* _Task to carry out_:
Omit the pictures from the entries below and retype everything else exactly.

* _Record excerpts_:

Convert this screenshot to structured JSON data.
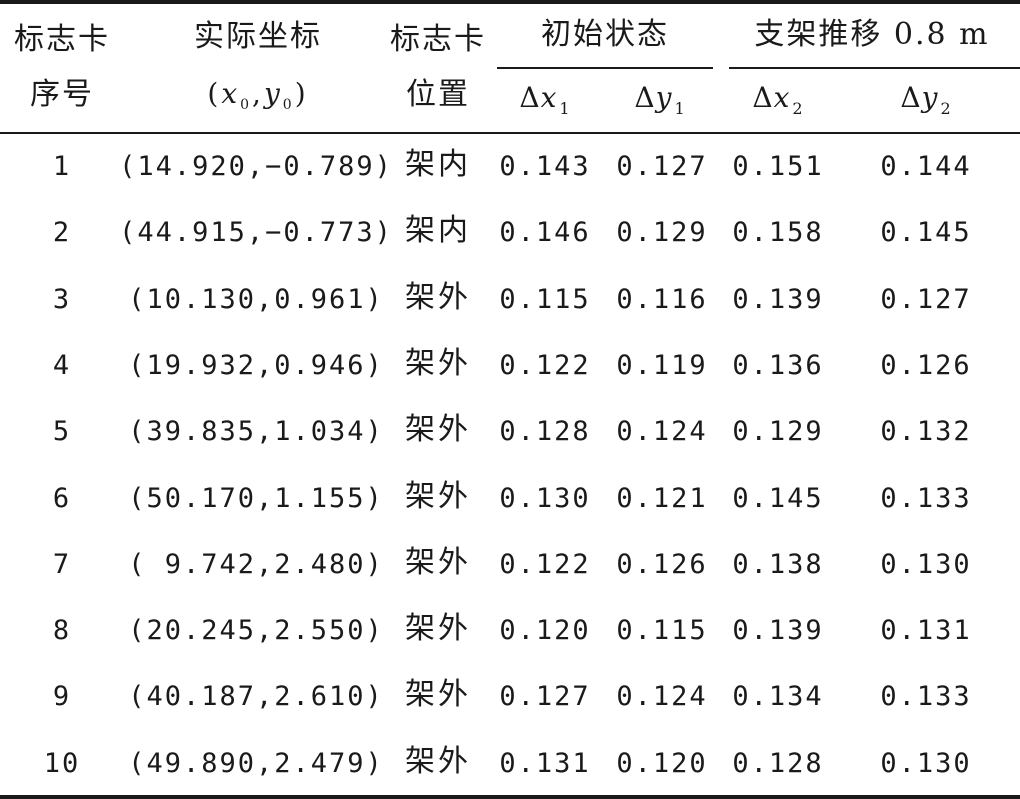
{
  "header": {
    "col1_line1": "标志卡",
    "col1_line2": "序号",
    "col2_line1": "实际坐标",
    "col2_coord": {
      "open": "(",
      "x": "x",
      "x_sub": "0",
      "sep": ",",
      "y": "y",
      "y_sub": "0",
      "close": ")"
    },
    "col3_line1": "标志卡",
    "col3_line2": "位置",
    "group1": "初始状态",
    "group2": "支架推移 0.8 m",
    "sub_dx1": {
      "delta": "Δ",
      "var": "x",
      "sub": "1"
    },
    "sub_dy1": {
      "delta": "Δ",
      "var": "y",
      "sub": "1"
    },
    "sub_dx2": {
      "delta": "Δ",
      "var": "x",
      "sub": "2"
    },
    "sub_dy2": {
      "delta": "Δ",
      "var": "y",
      "sub": "2"
    }
  },
  "rows": [
    {
      "id": "1",
      "coord": "(14.920,−0.789)",
      "pos": "架内",
      "dx1": "0.143",
      "dy1": "0.127",
      "dx2": "0.151",
      "dy2": "0.144"
    },
    {
      "id": "2",
      "coord": "(44.915,−0.773)",
      "pos": "架内",
      "dx1": "0.146",
      "dy1": "0.129",
      "dx2": "0.158",
      "dy2": "0.145"
    },
    {
      "id": "3",
      "coord": "(10.130,0.961)",
      "pos": "架外",
      "dx1": "0.115",
      "dy1": "0.116",
      "dx2": "0.139",
      "dy2": "0.127"
    },
    {
      "id": "4",
      "coord": "(19.932,0.946)",
      "pos": "架外",
      "dx1": "0.122",
      "dy1": "0.119",
      "dx2": "0.136",
      "dy2": "0.126"
    },
    {
      "id": "5",
      "coord": "(39.835,1.034)",
      "pos": "架外",
      "dx1": "0.128",
      "dy1": "0.124",
      "dx2": "0.129",
      "dy2": "0.132"
    },
    {
      "id": "6",
      "coord": "(50.170,1.155)",
      "pos": "架外",
      "dx1": "0.130",
      "dy1": "0.121",
      "dx2": "0.145",
      "dy2": "0.133"
    },
    {
      "id": "7",
      "coord": "( 9.742,2.480)",
      "pos": "架外",
      "dx1": "0.122",
      "dy1": "0.126",
      "dx2": "0.138",
      "dy2": "0.130"
    },
    {
      "id": "8",
      "coord": "(20.245,2.550)",
      "pos": "架外",
      "dx1": "0.120",
      "dy1": "0.115",
      "dx2": "0.139",
      "dy2": "0.131"
    },
    {
      "id": "9",
      "coord": "(40.187,2.610)",
      "pos": "架外",
      "dx1": "0.127",
      "dy1": "0.124",
      "dx2": "0.134",
      "dy2": "0.133"
    },
    {
      "id": "10",
      "coord": "(49.890,2.479)",
      "pos": "架外",
      "dx1": "0.131",
      "dy1": "0.120",
      "dx2": "0.128",
      "dy2": "0.130"
    }
  ]
}
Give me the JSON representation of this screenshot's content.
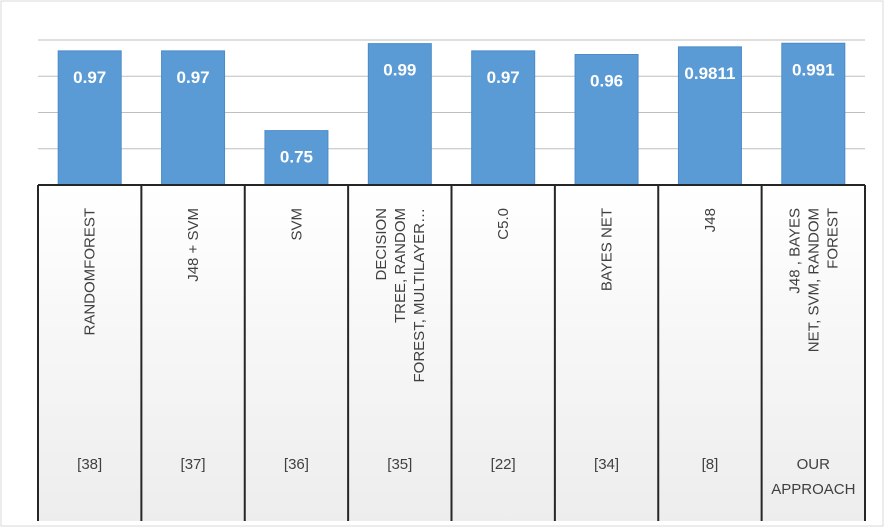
{
  "chart_data": {
    "type": "bar",
    "title": "",
    "xlabel": "",
    "ylabel": "",
    "ylim": [
      0.6,
      1.0
    ],
    "categories": [
      {
        "method": "RANDOMFOREST",
        "ref": "[38]"
      },
      {
        "method": "J48 + SVM",
        "ref": "[37]"
      },
      {
        "method": "SVM",
        "ref": "[36]"
      },
      {
        "method": "DECISION TREE, RANDOM FOREST, MULTILAYER…",
        "ref": "[35]"
      },
      {
        "method": "C5.0",
        "ref": "[22]"
      },
      {
        "method": "BAYES NET",
        "ref": "[34]"
      },
      {
        "method": "J48",
        "ref": "[8]"
      },
      {
        "method": "J48 , BAYES NET, SVM, RANDOM FOREST",
        "ref": "OUR APPROACH"
      }
    ],
    "method_label_lines": [
      [
        "RANDOMFOREST"
      ],
      [
        "J48 + SVM"
      ],
      [
        "SVM"
      ],
      [
        "DECISION",
        "TREE, RANDOM",
        "FOREST, MULTILAYER…"
      ],
      [
        "C5.0"
      ],
      [
        "BAYES NET"
      ],
      [
        "J48"
      ],
      [
        "J48 , BAYES",
        "NET, SVM, RANDOM",
        "FOREST"
      ]
    ],
    "ref_label_lines": [
      [
        "[38]"
      ],
      [
        "[37]"
      ],
      [
        "[36]"
      ],
      [
        "[35]"
      ],
      [
        "[22]"
      ],
      [
        "[34]"
      ],
      [
        "[8]"
      ],
      [
        "OUR",
        "APPROACH"
      ]
    ],
    "values": [
      0.97,
      0.97,
      0.75,
      0.99,
      0.97,
      0.96,
      0.9811,
      0.991
    ],
    "data_labels": [
      "0.97",
      "0.97",
      "0.75",
      "0.99",
      "0.97",
      "0.96",
      "0.9811",
      "0.991"
    ],
    "grid": true,
    "legend": "none",
    "colors": {
      "bar_fill": "#5b9bd5",
      "bar_stroke": "#4a8bc9",
      "data_label": "#ffffff",
      "axis_text": "#404040",
      "category_bg_top": "#ffffff",
      "category_bg_bottom": "#ededed",
      "grid": "#bfbfbf",
      "divider": "#262626",
      "frame": "#d9d9d9"
    }
  }
}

* _Answer to this exercise_:
Convert this screenshot to structured JSON data.
{
  "header": {
    "col1_line1": "标志卡",
    "col1_line2": "序号",
    "col2_line1": "实际坐标",
    "col2_coord": {
      "open": "(",
      "x": "x",
      "x_sub": "0",
      "sep": ",",
      "y": "y",
      "y_sub": "0",
      "close": ")"
    },
    "col3_line1": "标志卡",
    "col3_line2": "位置",
    "group1": "初始状态",
    "group2": "支架推移 0.8 m",
    "sub_dx1": {
      "delta": "Δ",
      "var": "x",
      "sub": "1"
    },
    "sub_dy1": {
      "delta": "Δ",
      "var": "y",
      "sub": "1"
    },
    "sub_dx2": {
      "delta": "Δ",
      "var": "x",
      "sub": "2"
    },
    "sub_dy2": {
      "delta": "Δ",
      "var": "y",
      "sub": "2"
    }
  },
  "rows": [
    {
      "id": "1",
      "coord": "(14.920,−0.789)",
      "pos": "架内",
      "dx1": "0.143",
      "dy1": "0.127",
      "dx2": "0.151",
      "dy2": "0.144"
    },
    {
      "id": "2",
      "coord": "(44.915,−0.773)",
      "pos": "架内",
      "dx1": "0.146",
      "dy1": "0.129",
      "dx2": "0.158",
      "dy2": "0.145"
    },
    {
      "id": "3",
      "coord": "(10.130,0.961)",
      "pos": "架外",
      "dx1": "0.115",
      "dy1": "0.116",
      "dx2": "0.139",
      "dy2": "0.127"
    },
    {
      "id": "4",
      "coord": "(19.932,0.946)",
      "pos": "架外",
      "dx1": "0.122",
      "dy1": "0.119",
      "dx2": "0.136",
      "dy2": "0.126"
    },
    {
      "id": "5",
      "coord": "(39.835,1.034)",
      "pos": "架外",
      "dx1": "0.128",
      "dy1": "0.124",
      "dx2": "0.129",
      "dy2": "0.132"
    },
    {
      "id": "6",
      "coord": "(50.170,1.155)",
      "pos": "架外",
      "dx1": "0.130",
      "dy1": "0.121",
      "dx2": "0.145",
      "dy2": "0.133"
    },
    {
      "id": "7",
      "coord": "( 9.742,2.480)",
      "pos": "架外",
      "dx1": "0.122",
      "dy1": "0.126",
      "dx2": "0.138",
      "dy2": "0.130"
    },
    {
      "id": "8",
      "coord": "(20.245,2.550)",
      "pos": "架外",
      "dx1": "0.120",
      "dy1": "0.115",
      "dx2": "0.139",
      "dy2": "0.131"
    },
    {
      "id": "9",
      "coord": "(40.187,2.610)",
      "pos": "架外",
      "dx1": "0.127",
      "dy1": "0.124",
      "dx2": "0.134",
      "dy2": "0.133"
    },
    {
      "id": "10",
      "coord": "(49.890,2.479)",
      "pos": "架外",
      "dx1": "0.131",
      "dy1": "0.120",
      "dx2": "0.128",
      "dy2": "0.130"
    }
  ]
}
Give me the JSON representation of this screenshot's content.
{
  "chart_data": {
    "type": "bar",
    "title": "",
    "xlabel": "",
    "ylabel": "",
    "ylim": [
      0.6,
      1.0
    ],
    "categories": [
      {
        "method": "RANDOMFOREST",
        "ref": "[38]"
      },
      {
        "method": "J48 + SVM",
        "ref": "[37]"
      },
      {
        "method": "SVM",
        "ref": "[36]"
      },
      {
        "method": "DECISION TREE, RANDOM FOREST, MULTILAYER…",
        "ref": "[35]"
      },
      {
        "method": "C5.0",
        "ref": "[22]"
      },
      {
        "method": "BAYES NET",
        "ref": "[34]"
      },
      {
        "method": "J48",
        "ref": "[8]"
      },
      {
        "method": "J48 , BAYES NET, SVM, RANDOM FOREST",
        "ref": "OUR APPROACH"
      }
    ],
    "method_label_lines": [
      [
        "RANDOMFOREST"
      ],
      [
        "J48 + SVM"
      ],
      [
        "SVM"
      ],
      [
        "DECISION",
        "TREE, RANDOM",
        "FOREST, MULTILAYER…"
      ],
      [
        "C5.0"
      ],
      [
        "BAYES NET"
      ],
      [
        "J48"
      ],
      [
        "J48 , BAYES",
        "NET, SVM, RANDOM",
        "FOREST"
      ]
    ],
    "ref_label_lines": [
      [
        "[38]"
      ],
      [
        "[37]"
      ],
      [
        "[36]"
      ],
      [
        "[35]"
      ],
      [
        "[22]"
      ],
      [
        "[34]"
      ],
      [
        "[8]"
      ],
      [
        "OUR",
        "APPROACH"
      ]
    ],
    "values": [
      0.97,
      0.97,
      0.75,
      0.99,
      0.97,
      0.96,
      0.9811,
      0.991
    ],
    "data_labels": [
      "0.97",
      "0.97",
      "0.75",
      "0.99",
      "0.97",
      "0.96",
      "0.9811",
      "0.991"
    ],
    "grid": true,
    "legend": "none",
    "colors": {
      "bar_fill": "#5b9bd5",
      "bar_stroke": "#4a8bc9",
      "data_label": "#ffffff",
      "axis_text": "#404040",
      "category_bg_top": "#ffffff",
      "category_bg_bottom": "#ededed",
      "grid": "#bfbfbf",
      "divider": "#262626",
      "frame": "#d9d9d9"
    }
  }
}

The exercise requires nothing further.